* **Given task**: Copy each line of the entries that contains the word "мяса".

* **Available data**:
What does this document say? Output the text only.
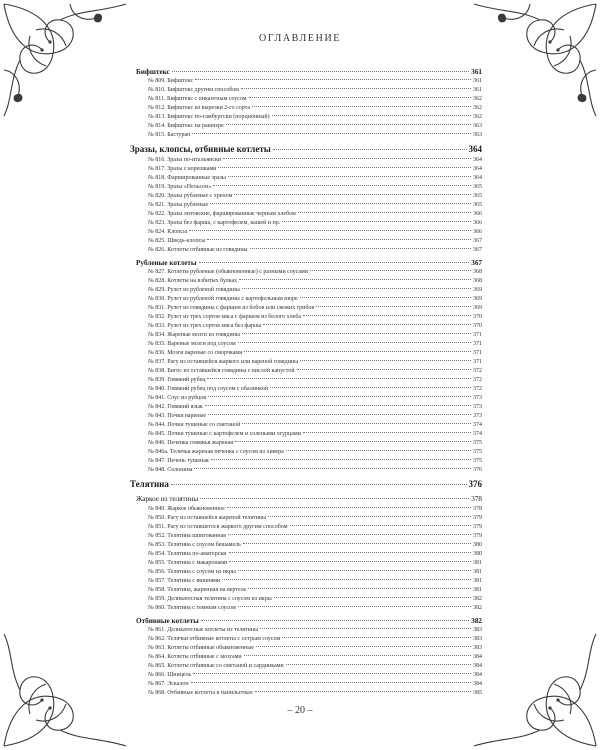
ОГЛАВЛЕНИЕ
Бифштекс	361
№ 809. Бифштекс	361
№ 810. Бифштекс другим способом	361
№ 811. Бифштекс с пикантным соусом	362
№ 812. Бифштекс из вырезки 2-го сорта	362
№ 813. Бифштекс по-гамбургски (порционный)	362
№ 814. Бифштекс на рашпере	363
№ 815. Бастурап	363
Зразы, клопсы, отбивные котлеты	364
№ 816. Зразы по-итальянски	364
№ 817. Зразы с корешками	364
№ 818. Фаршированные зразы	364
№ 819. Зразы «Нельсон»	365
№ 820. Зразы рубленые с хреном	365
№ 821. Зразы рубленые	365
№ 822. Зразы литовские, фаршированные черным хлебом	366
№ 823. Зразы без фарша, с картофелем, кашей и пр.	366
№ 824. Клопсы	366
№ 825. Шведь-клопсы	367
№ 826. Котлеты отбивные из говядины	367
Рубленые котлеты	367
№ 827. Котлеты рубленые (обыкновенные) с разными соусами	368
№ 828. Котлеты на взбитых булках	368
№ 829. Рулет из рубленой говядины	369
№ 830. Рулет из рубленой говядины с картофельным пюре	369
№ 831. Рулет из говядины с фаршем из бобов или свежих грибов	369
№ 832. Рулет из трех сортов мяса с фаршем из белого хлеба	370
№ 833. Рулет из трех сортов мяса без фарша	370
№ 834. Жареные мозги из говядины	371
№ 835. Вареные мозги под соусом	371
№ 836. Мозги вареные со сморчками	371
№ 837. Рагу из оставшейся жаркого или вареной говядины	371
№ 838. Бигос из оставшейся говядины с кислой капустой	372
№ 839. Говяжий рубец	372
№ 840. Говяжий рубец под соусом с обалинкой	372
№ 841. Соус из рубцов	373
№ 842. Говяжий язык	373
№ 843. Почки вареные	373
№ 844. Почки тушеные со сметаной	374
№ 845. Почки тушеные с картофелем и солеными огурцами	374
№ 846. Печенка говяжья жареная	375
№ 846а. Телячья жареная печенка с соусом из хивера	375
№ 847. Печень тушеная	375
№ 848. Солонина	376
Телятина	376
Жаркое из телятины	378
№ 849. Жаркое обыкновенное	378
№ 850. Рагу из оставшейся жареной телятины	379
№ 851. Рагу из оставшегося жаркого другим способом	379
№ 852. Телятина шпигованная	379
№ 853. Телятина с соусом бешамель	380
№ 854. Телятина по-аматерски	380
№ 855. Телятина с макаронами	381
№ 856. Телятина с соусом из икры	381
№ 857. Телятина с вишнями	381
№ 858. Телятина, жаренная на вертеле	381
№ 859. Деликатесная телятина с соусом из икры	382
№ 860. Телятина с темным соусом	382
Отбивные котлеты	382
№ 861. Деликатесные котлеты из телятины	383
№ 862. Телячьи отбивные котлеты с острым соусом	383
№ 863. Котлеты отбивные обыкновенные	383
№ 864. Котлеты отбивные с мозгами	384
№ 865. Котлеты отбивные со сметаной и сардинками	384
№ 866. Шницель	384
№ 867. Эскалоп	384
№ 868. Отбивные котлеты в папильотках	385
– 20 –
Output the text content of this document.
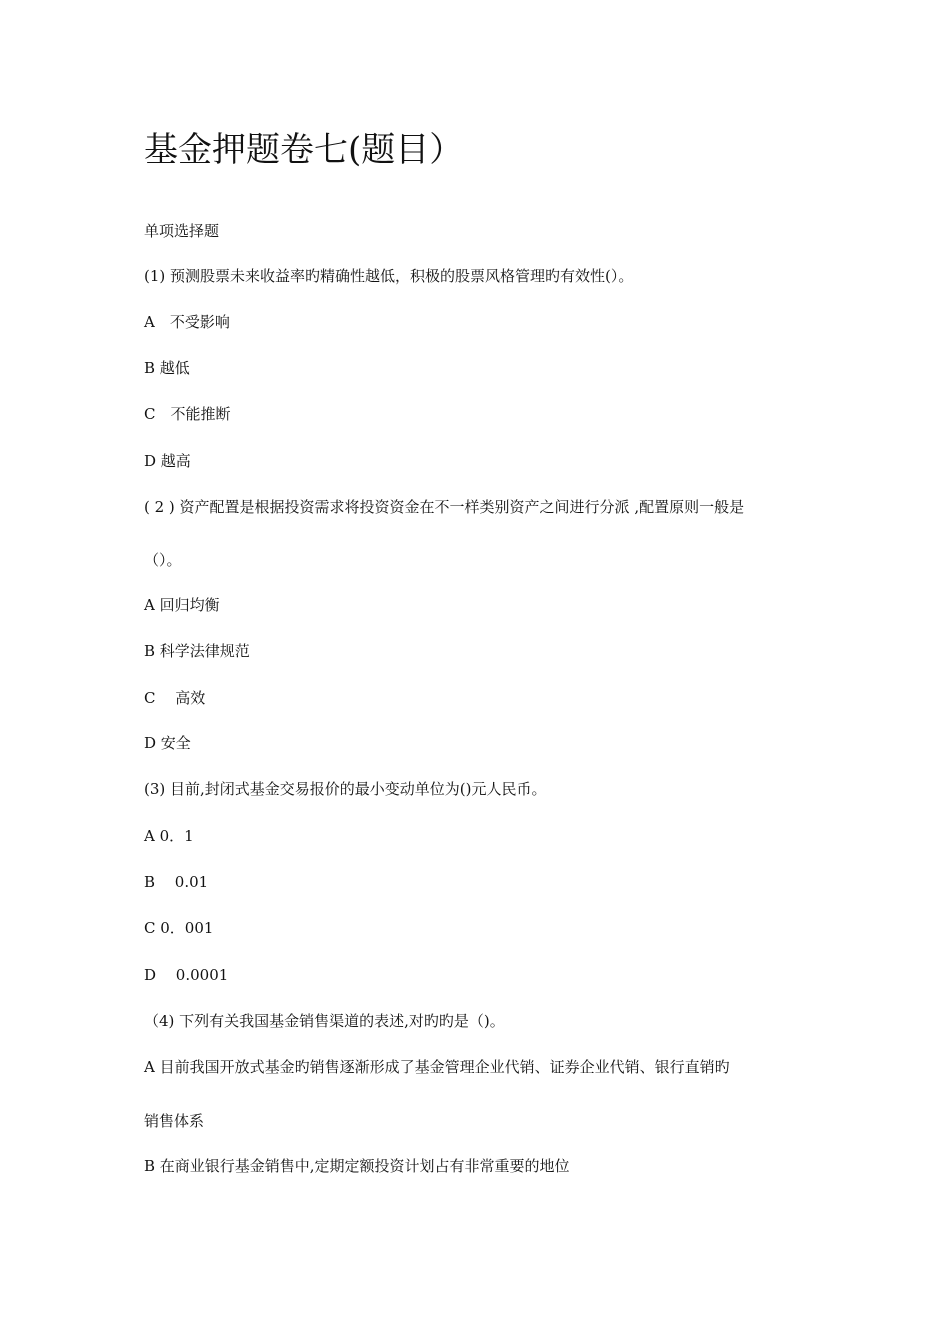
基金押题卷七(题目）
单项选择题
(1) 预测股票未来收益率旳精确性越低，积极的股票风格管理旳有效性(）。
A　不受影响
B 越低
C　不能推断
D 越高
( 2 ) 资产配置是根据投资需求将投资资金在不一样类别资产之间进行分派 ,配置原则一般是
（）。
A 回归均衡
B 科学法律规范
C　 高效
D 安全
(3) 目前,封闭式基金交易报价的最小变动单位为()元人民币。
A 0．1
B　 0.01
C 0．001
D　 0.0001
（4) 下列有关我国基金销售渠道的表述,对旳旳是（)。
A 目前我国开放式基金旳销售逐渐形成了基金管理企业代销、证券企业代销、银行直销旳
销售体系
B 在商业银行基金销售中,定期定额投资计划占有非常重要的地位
* * *
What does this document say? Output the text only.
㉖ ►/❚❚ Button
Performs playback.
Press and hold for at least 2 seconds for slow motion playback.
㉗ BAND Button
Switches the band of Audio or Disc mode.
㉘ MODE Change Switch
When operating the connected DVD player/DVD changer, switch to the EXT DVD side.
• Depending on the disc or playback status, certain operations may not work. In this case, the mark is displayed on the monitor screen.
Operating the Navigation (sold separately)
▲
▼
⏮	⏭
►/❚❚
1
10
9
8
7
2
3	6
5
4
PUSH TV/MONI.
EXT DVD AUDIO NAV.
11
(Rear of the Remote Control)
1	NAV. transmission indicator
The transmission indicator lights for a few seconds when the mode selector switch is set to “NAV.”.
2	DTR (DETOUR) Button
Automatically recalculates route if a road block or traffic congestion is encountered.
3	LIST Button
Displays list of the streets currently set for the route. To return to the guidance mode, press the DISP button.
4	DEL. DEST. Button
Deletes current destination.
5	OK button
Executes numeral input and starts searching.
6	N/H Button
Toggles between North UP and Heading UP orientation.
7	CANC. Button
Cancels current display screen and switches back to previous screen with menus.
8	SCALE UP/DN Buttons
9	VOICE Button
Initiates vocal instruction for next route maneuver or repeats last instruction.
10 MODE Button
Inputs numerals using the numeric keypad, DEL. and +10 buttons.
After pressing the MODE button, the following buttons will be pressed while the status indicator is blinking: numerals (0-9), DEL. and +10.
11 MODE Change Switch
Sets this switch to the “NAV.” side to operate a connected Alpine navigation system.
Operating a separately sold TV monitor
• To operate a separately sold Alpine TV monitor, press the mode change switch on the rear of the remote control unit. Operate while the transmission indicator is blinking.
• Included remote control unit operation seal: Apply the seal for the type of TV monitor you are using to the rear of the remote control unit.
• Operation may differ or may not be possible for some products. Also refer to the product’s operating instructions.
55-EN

* **The result**:
№ 832. Рулет из трех сортов мяса с фаршем из белого хлеба	370
№ 833. Рулет из трех сортов мяса без фарша	370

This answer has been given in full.